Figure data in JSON
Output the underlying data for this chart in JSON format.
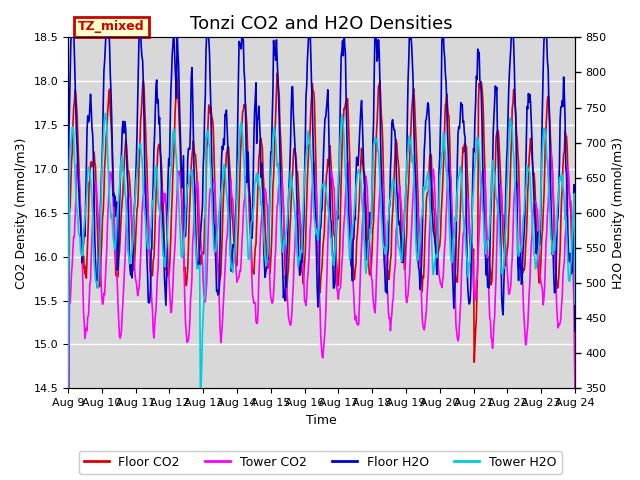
{
  "title": "Tonzi CO2 and H2O Densities",
  "xlabel": "Time",
  "ylabel_left": "CO2 Density (mmol/m3)",
  "ylabel_right": "H2O Density (mmol/m3)",
  "ylim_left": [
    14.5,
    18.5
  ],
  "ylim_right": [
    350,
    850
  ],
  "xlim": [
    0,
    360
  ],
  "xtick_labels": [
    "Aug 9",
    "Aug 10",
    "Aug 11",
    "Aug 12",
    "Aug 13",
    "Aug 14",
    "Aug 15",
    "Aug 16",
    "Aug 17",
    "Aug 18",
    "Aug 19",
    "Aug 20",
    "Aug 21",
    "Aug 22",
    "Aug 23",
    "Aug 24"
  ],
  "xtick_positions": [
    0,
    24,
    48,
    72,
    96,
    120,
    144,
    168,
    192,
    216,
    240,
    264,
    288,
    312,
    336,
    360
  ],
  "annotation_text": "TZ_mixed",
  "annotation_color": "#cc0000",
  "annotation_bg": "#ffffcc",
  "bg_color": "#d8d8d8",
  "fig_bg": "#ffffff",
  "colors": {
    "floor_co2": "#dd0000",
    "tower_co2": "#ff00ff",
    "floor_h2o": "#0000cc",
    "tower_h2o": "#00ccdd"
  },
  "legend_labels": [
    "Floor CO2",
    "Tower CO2",
    "Floor H2O",
    "Tower H2O"
  ],
  "title_fontsize": 13,
  "label_fontsize": 9,
  "tick_fontsize": 8,
  "linewidth": 1.2
}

## [INSTRUCTION]
Copy all lines from the material that hold "Density".

## [SOLUTION]
  "ylabel_left": "CO2 Density (mmol/m3)",
  "ylabel_right": "H2O Density (mmol/m3)",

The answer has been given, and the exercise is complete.